### Instructions for the task
Tally the lines containing the word "this" and give the total alone.

### Information provided
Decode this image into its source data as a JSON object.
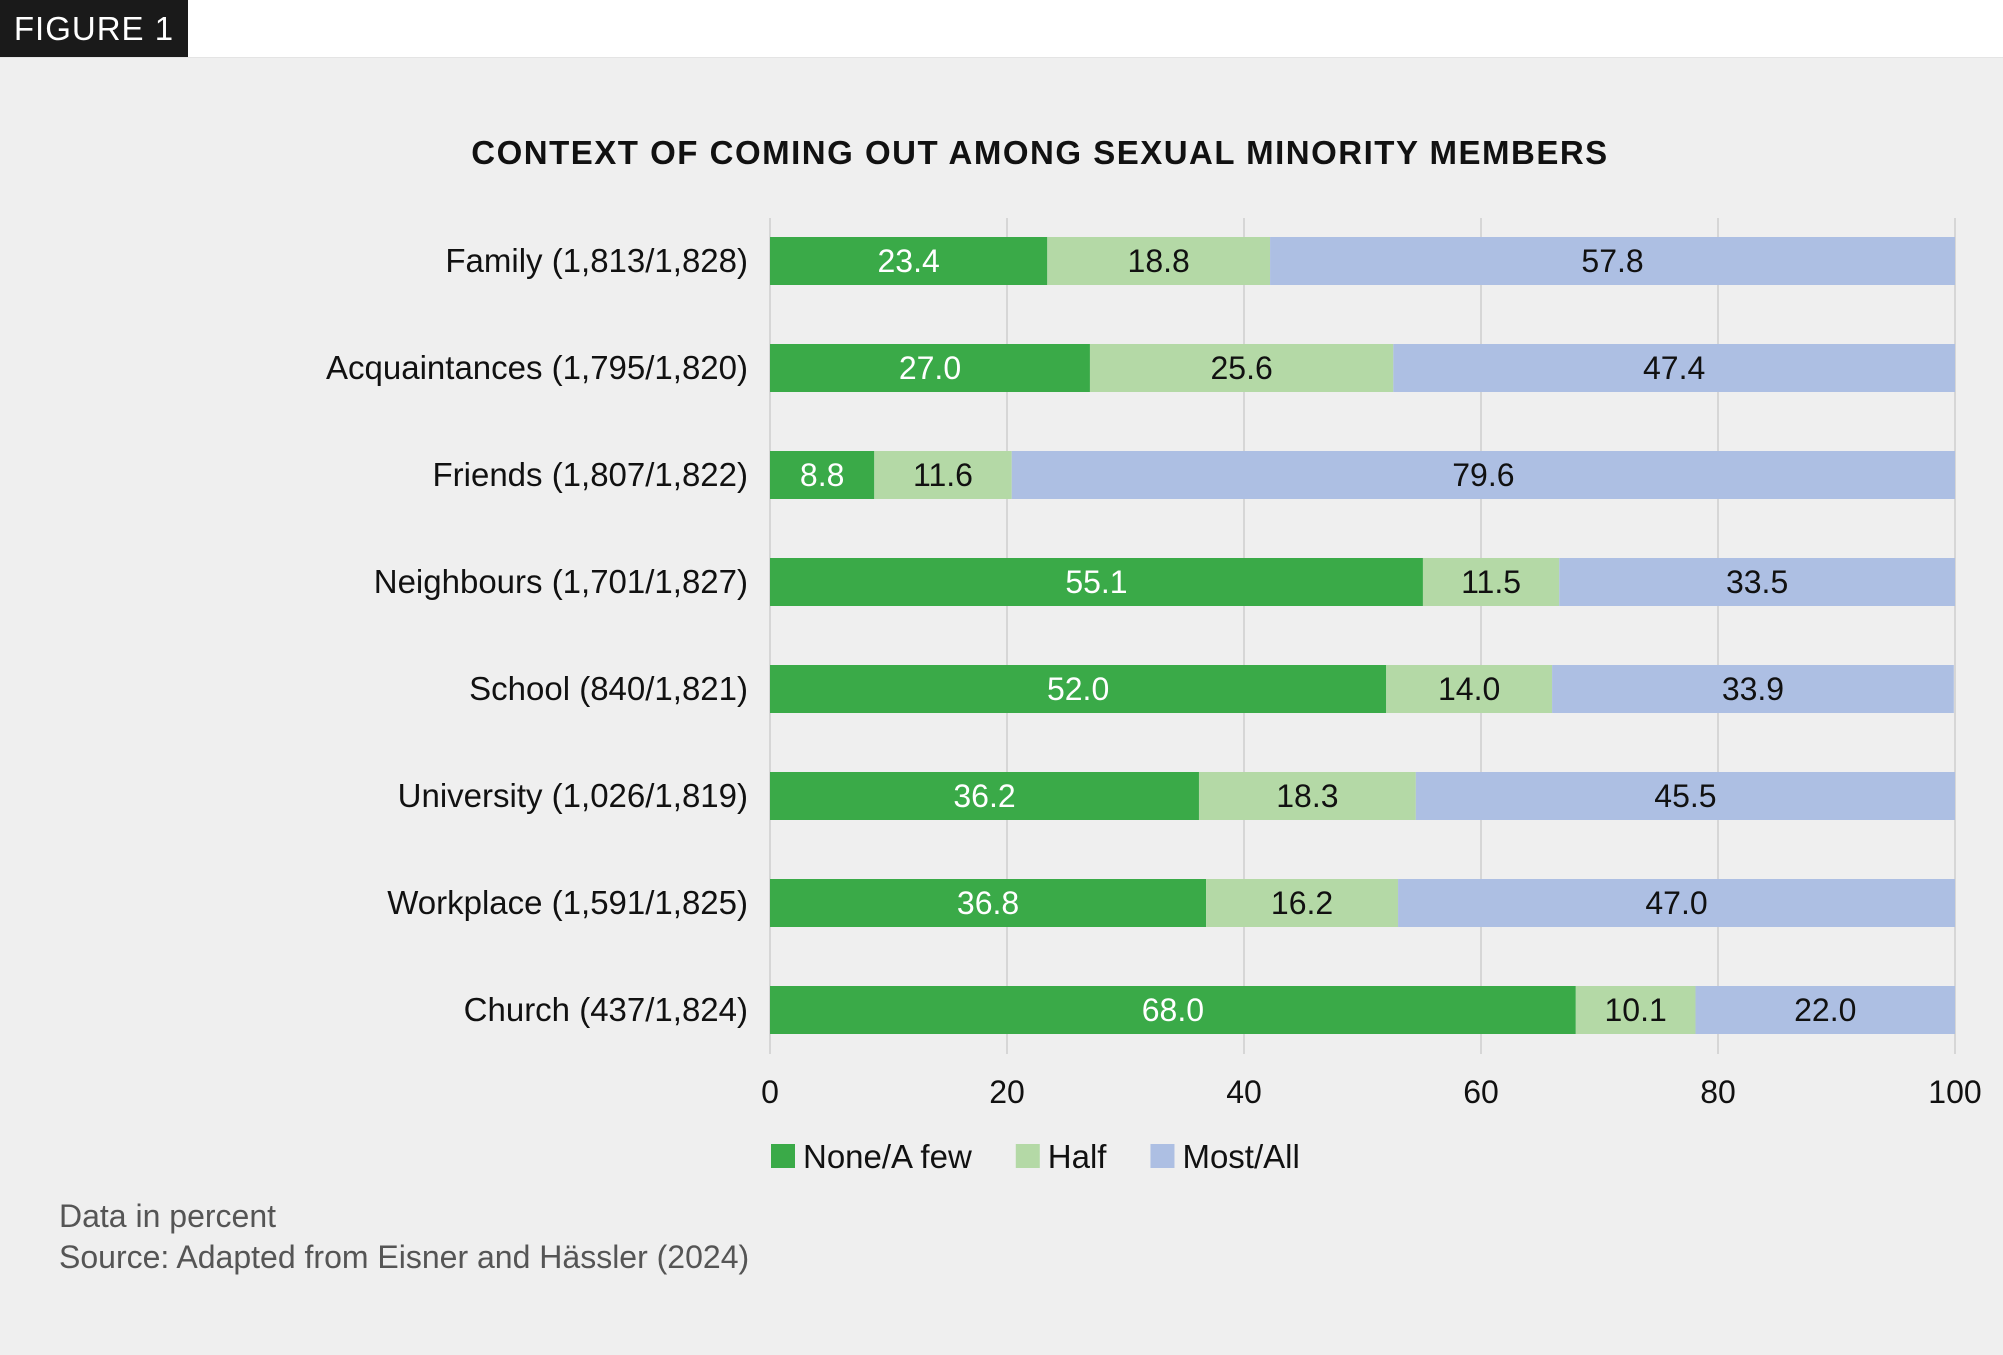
{
  "figure_label": "FIGURE 1",
  "notes": {
    "units": "Data in percent",
    "source": "Source: Adapted from Eisner and Hässler (2024)"
  },
  "chart_data": {
    "type": "bar",
    "orientation": "horizontal",
    "stacked": true,
    "title": "CONTEXT OF COMING OUT AMONG SEXUAL MINORITY MEMBERS",
    "categories": [
      "Family (1,813/1,828)",
      "Acquaintances (1,795/1,820)",
      "Friends (1,807/1,822)",
      "Neighbours (1,701/1,827)",
      "School (840/1,821)",
      "University (1,026/1,819)",
      "Workplace (1,591/1,825)",
      "Church (437/1,824)"
    ],
    "series": [
      {
        "name": "None/A few",
        "color": "#3aaa48",
        "label_color": "#ffffff",
        "values": [
          23.4,
          27.0,
          8.8,
          55.1,
          52.0,
          36.2,
          36.8,
          68.0
        ],
        "labels": [
          "23.4",
          "27.0",
          "8.8",
          "55.1",
          "52.0",
          "36.2",
          "36.8",
          "68.0"
        ]
      },
      {
        "name": "Half",
        "color": "#b4d9a6",
        "label_color": "#111111",
        "values": [
          18.8,
          25.6,
          11.6,
          11.5,
          14.0,
          18.3,
          16.2,
          10.1
        ],
        "labels": [
          "18.8",
          "25.6",
          "11.6",
          "11.5",
          "14.0",
          "18.3",
          "16.2",
          "10.1"
        ]
      },
      {
        "name": "Most/All",
        "color": "#adbfe3",
        "label_color": "#111111",
        "values": [
          57.8,
          47.4,
          79.6,
          33.5,
          33.9,
          45.5,
          47.0,
          22.0
        ],
        "labels": [
          "57.8",
          "47.4",
          "79.6",
          "33.5",
          "33.9",
          "45.5",
          "47.0",
          "22.0"
        ]
      }
    ],
    "xlim": [
      0,
      100
    ],
    "xticks": [
      "0",
      "20",
      "40",
      "60",
      "80",
      "100"
    ],
    "grid": true,
    "legend": "bottom"
  }
}
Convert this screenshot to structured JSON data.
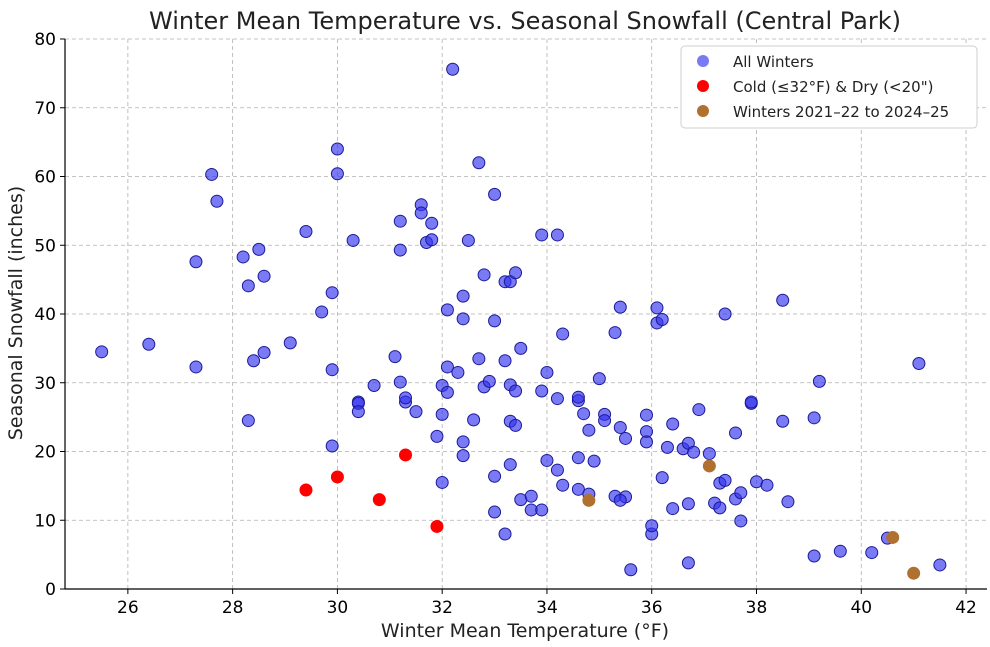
{
  "chart_data": {
    "type": "scatter",
    "title": "Winter Mean Temperature vs. Seasonal Snowfall (Central Park)",
    "xlabel": "Winter Mean Temperature (°F)",
    "ylabel": "Seasonal Snowfall (inches)",
    "xlim": [
      24.8,
      42.4
    ],
    "ylim": [
      0,
      80
    ],
    "xticks": [
      26,
      28,
      30,
      32,
      34,
      36,
      38,
      40,
      42
    ],
    "yticks": [
      0,
      10,
      20,
      30,
      40,
      50,
      60,
      70,
      80
    ],
    "grid": true,
    "legend_position": "top-right",
    "series": [
      {
        "name": "All Winters",
        "color": "#3333ee",
        "points": [
          [
            25.5,
            34.5
          ],
          [
            26.4,
            35.6
          ],
          [
            27.3,
            47.6
          ],
          [
            27.3,
            32.3
          ],
          [
            27.6,
            60.3
          ],
          [
            27.7,
            56.4
          ],
          [
            28.2,
            48.3
          ],
          [
            28.3,
            44.1
          ],
          [
            28.3,
            24.5
          ],
          [
            28.4,
            33.2
          ],
          [
            28.5,
            49.4
          ],
          [
            28.6,
            45.5
          ],
          [
            28.6,
            34.4
          ],
          [
            29.1,
            35.8
          ],
          [
            29.4,
            52.0
          ],
          [
            29.7,
            40.3
          ],
          [
            29.9,
            43.1
          ],
          [
            29.9,
            31.9
          ],
          [
            29.9,
            20.8
          ],
          [
            30.0,
            64.0
          ],
          [
            30.0,
            60.4
          ],
          [
            30.3,
            50.7
          ],
          [
            30.4,
            27.2
          ],
          [
            30.4,
            27.0
          ],
          [
            30.4,
            25.8
          ],
          [
            30.7,
            29.6
          ],
          [
            31.1,
            33.8
          ],
          [
            31.2,
            53.5
          ],
          [
            31.2,
            49.3
          ],
          [
            31.2,
            30.1
          ],
          [
            31.3,
            27.2
          ],
          [
            31.3,
            27.8
          ],
          [
            31.5,
            25.8
          ],
          [
            31.6,
            55.9
          ],
          [
            31.6,
            54.7
          ],
          [
            31.7,
            50.4
          ],
          [
            31.8,
            53.2
          ],
          [
            31.8,
            50.8
          ],
          [
            31.9,
            22.2
          ],
          [
            32.0,
            29.6
          ],
          [
            32.0,
            25.4
          ],
          [
            32.0,
            15.5
          ],
          [
            32.1,
            40.6
          ],
          [
            32.1,
            32.3
          ],
          [
            32.1,
            28.6
          ],
          [
            32.2,
            75.6
          ],
          [
            32.3,
            31.5
          ],
          [
            32.4,
            42.6
          ],
          [
            32.4,
            39.3
          ],
          [
            32.4,
            21.4
          ],
          [
            32.4,
            19.4
          ],
          [
            32.5,
            50.7
          ],
          [
            32.6,
            24.6
          ],
          [
            32.7,
            33.5
          ],
          [
            32.7,
            62.0
          ],
          [
            32.8,
            45.7
          ],
          [
            32.8,
            29.4
          ],
          [
            32.9,
            30.2
          ],
          [
            33.0,
            57.4
          ],
          [
            33.0,
            39.0
          ],
          [
            33.0,
            16.4
          ],
          [
            33.0,
            11.2
          ],
          [
            33.2,
            33.2
          ],
          [
            33.2,
            44.7
          ],
          [
            33.3,
            29.7
          ],
          [
            33.3,
            44.7
          ],
          [
            33.3,
            24.4
          ],
          [
            33.3,
            18.1
          ],
          [
            33.2,
            8.0
          ],
          [
            33.4,
            46.0
          ],
          [
            33.4,
            28.8
          ],
          [
            33.4,
            23.8
          ],
          [
            33.5,
            35.0
          ],
          [
            33.5,
            13.0
          ],
          [
            33.7,
            13.5
          ],
          [
            33.7,
            11.5
          ],
          [
            33.9,
            51.5
          ],
          [
            33.9,
            28.8
          ],
          [
            33.9,
            11.5
          ],
          [
            34.0,
            31.5
          ],
          [
            34.0,
            18.7
          ],
          [
            34.2,
            51.5
          ],
          [
            34.2,
            27.7
          ],
          [
            34.2,
            17.3
          ],
          [
            34.3,
            37.1
          ],
          [
            34.3,
            15.1
          ],
          [
            34.6,
            14.5
          ],
          [
            34.6,
            27.4
          ],
          [
            34.6,
            27.9
          ],
          [
            34.7,
            25.5
          ],
          [
            34.6,
            19.1
          ],
          [
            34.8,
            13.8
          ],
          [
            34.8,
            23.1
          ],
          [
            34.9,
            18.6
          ],
          [
            35.0,
            30.6
          ],
          [
            35.1,
            25.4
          ],
          [
            35.1,
            24.5
          ],
          [
            35.3,
            37.3
          ],
          [
            35.4,
            41.0
          ],
          [
            35.3,
            13.5
          ],
          [
            35.4,
            23.5
          ],
          [
            35.5,
            21.9
          ],
          [
            35.5,
            13.4
          ],
          [
            35.4,
            12.9
          ],
          [
            35.6,
            2.8
          ],
          [
            35.9,
            22.9
          ],
          [
            35.9,
            21.4
          ],
          [
            35.9,
            25.3
          ],
          [
            36.0,
            8.0
          ],
          [
            36.0,
            9.2
          ],
          [
            36.1,
            40.9
          ],
          [
            36.1,
            38.7
          ],
          [
            36.2,
            39.2
          ],
          [
            36.2,
            16.2
          ],
          [
            36.3,
            20.6
          ],
          [
            36.4,
            24.0
          ],
          [
            36.4,
            11.7
          ],
          [
            36.6,
            20.4
          ],
          [
            36.7,
            21.2
          ],
          [
            36.8,
            19.9
          ],
          [
            36.7,
            12.4
          ],
          [
            36.7,
            3.8
          ],
          [
            36.9,
            26.1
          ],
          [
            37.1,
            19.7
          ],
          [
            37.2,
            12.5
          ],
          [
            37.3,
            11.8
          ],
          [
            37.3,
            15.4
          ],
          [
            37.4,
            15.8
          ],
          [
            37.4,
            40.0
          ],
          [
            37.6,
            22.7
          ],
          [
            37.6,
            13.1
          ],
          [
            37.7,
            14.0
          ],
          [
            37.7,
            9.9
          ],
          [
            37.9,
            27.0
          ],
          [
            37.9,
            27.2
          ],
          [
            38.0,
            15.6
          ],
          [
            38.2,
            15.1
          ],
          [
            38.5,
            42.0
          ],
          [
            38.5,
            24.4
          ],
          [
            38.6,
            12.7
          ],
          [
            39.1,
            24.9
          ],
          [
            39.2,
            30.2
          ],
          [
            39.1,
            4.8
          ],
          [
            39.6,
            5.5
          ],
          [
            40.2,
            5.3
          ],
          [
            40.5,
            7.4
          ],
          [
            41.1,
            32.8
          ],
          [
            41.5,
            3.5
          ]
        ]
      },
      {
        "name": "Cold (≤32°F) & Dry (<20\")",
        "color": "#ff0000",
        "points": [
          [
            29.4,
            14.4
          ],
          [
            30.0,
            16.3
          ],
          [
            30.8,
            13.0
          ],
          [
            31.3,
            19.5
          ],
          [
            31.9,
            9.1
          ]
        ]
      },
      {
        "name": "Winters 2021–22 to 2024–25",
        "color": "#b07030",
        "points": [
          [
            34.8,
            12.9
          ],
          [
            37.1,
            17.9
          ],
          [
            40.6,
            7.5
          ],
          [
            41.0,
            2.3
          ]
        ]
      }
    ]
  }
}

### Exercise answer
2